State how many lines of the entries below hold the word "JSON"; reply with nothing but the number.

___

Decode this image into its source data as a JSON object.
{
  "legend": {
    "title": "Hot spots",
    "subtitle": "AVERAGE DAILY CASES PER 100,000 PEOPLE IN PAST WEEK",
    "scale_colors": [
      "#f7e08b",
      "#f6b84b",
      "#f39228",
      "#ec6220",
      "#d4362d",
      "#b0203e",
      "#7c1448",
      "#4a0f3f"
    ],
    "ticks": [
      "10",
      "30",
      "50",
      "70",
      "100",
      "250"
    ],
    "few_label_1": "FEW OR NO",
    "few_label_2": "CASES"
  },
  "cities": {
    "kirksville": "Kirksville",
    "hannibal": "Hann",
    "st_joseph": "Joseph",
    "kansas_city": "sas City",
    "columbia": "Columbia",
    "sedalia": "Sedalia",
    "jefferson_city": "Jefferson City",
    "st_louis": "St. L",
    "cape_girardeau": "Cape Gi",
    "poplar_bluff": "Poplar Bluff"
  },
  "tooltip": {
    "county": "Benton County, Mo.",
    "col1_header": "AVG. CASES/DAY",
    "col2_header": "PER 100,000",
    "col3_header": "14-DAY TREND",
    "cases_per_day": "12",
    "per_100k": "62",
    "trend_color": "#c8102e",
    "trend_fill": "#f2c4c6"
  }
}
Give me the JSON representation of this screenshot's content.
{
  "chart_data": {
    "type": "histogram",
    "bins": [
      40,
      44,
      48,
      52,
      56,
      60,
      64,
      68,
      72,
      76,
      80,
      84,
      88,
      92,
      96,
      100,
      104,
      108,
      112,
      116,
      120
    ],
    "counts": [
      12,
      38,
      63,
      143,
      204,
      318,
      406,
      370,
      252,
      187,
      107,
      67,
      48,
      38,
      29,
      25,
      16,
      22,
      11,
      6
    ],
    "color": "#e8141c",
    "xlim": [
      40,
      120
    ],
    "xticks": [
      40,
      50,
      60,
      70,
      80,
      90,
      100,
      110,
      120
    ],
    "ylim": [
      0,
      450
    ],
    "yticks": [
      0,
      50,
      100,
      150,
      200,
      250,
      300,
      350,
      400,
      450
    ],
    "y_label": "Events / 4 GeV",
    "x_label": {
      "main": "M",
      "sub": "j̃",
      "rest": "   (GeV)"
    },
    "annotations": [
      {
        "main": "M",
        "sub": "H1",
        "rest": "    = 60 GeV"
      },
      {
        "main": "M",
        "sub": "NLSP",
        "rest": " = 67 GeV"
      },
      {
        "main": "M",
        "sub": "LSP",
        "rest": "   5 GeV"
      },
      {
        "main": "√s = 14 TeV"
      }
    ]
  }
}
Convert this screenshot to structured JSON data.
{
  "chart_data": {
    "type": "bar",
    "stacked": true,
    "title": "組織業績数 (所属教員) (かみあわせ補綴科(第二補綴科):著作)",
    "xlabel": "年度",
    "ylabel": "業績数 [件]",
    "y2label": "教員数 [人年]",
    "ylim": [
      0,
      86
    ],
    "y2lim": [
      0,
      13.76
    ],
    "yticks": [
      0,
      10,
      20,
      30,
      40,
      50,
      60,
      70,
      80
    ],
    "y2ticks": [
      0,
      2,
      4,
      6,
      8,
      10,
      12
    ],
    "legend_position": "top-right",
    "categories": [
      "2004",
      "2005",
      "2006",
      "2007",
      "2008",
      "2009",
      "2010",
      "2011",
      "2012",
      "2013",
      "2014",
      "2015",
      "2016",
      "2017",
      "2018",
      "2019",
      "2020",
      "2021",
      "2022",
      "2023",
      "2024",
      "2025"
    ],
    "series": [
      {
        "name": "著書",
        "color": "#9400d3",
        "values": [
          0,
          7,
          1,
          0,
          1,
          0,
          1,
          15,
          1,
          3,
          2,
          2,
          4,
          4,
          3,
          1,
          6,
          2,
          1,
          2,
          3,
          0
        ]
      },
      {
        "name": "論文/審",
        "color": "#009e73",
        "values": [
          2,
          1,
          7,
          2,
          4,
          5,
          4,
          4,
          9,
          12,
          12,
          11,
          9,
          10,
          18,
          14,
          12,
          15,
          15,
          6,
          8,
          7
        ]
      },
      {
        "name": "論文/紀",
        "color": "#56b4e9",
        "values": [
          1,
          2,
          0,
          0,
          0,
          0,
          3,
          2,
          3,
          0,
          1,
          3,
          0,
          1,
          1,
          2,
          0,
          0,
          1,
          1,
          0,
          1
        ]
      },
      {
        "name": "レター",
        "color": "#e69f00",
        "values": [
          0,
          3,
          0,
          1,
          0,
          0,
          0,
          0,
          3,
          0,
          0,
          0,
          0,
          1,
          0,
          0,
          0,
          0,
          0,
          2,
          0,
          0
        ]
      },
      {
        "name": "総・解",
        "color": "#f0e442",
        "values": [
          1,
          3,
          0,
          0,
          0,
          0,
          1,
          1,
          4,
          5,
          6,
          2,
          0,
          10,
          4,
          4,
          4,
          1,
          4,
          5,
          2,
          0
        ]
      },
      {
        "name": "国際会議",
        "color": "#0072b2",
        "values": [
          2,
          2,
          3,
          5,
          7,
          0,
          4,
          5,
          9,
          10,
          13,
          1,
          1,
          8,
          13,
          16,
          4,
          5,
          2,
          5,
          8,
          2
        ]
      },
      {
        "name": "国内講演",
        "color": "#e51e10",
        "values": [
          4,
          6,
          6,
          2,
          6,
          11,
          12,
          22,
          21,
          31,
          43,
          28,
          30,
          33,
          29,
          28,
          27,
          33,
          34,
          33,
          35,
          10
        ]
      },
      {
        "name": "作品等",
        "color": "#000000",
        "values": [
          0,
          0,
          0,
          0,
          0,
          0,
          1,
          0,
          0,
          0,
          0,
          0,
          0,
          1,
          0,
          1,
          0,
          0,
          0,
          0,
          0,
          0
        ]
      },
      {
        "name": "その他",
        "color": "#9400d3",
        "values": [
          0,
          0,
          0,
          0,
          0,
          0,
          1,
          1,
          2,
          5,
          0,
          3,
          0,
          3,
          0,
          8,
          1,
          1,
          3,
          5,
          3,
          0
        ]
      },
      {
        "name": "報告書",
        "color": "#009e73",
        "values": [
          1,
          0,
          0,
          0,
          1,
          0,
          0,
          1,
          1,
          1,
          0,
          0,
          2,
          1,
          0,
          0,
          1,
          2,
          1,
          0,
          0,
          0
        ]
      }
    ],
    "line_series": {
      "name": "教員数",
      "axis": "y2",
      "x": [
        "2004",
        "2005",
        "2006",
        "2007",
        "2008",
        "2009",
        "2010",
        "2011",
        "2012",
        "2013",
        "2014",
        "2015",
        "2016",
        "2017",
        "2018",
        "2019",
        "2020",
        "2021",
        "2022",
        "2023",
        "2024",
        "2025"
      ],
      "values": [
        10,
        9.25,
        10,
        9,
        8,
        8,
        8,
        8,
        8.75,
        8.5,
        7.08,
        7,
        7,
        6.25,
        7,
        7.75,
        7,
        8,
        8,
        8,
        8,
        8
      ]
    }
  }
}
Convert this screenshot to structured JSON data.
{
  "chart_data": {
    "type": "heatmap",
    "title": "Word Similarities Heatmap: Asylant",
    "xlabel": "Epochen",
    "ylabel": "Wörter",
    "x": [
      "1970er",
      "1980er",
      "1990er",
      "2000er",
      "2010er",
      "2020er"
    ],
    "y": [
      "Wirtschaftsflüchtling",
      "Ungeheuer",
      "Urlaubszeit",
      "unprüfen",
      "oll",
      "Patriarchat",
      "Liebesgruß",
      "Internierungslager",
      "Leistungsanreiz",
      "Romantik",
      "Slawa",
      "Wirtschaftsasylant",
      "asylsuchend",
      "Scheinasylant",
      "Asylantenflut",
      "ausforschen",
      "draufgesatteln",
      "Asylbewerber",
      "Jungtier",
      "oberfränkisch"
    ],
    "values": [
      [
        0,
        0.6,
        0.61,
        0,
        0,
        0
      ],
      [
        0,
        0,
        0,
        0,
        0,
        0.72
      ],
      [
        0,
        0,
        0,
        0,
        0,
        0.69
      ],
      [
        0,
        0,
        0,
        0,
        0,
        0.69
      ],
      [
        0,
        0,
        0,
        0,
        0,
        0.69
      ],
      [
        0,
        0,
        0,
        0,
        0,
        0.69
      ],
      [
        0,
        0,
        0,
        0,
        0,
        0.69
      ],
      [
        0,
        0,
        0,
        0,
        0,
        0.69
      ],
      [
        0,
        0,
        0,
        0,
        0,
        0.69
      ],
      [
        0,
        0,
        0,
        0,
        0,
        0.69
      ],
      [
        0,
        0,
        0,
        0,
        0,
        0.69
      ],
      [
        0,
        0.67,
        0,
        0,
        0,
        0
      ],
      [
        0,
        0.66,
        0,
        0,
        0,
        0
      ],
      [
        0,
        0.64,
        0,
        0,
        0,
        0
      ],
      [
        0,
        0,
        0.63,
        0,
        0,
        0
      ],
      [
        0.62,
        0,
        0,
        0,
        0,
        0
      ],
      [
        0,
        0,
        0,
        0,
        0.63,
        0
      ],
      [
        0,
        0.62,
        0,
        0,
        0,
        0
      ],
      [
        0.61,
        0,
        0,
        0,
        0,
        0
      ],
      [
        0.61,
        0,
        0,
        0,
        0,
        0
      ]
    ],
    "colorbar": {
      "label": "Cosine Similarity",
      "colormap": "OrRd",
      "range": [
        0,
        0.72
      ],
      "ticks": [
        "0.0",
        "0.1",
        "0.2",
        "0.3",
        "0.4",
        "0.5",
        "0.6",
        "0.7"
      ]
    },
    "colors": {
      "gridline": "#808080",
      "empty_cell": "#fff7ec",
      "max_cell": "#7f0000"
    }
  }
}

___

> [RIGHT ANSWER]: 4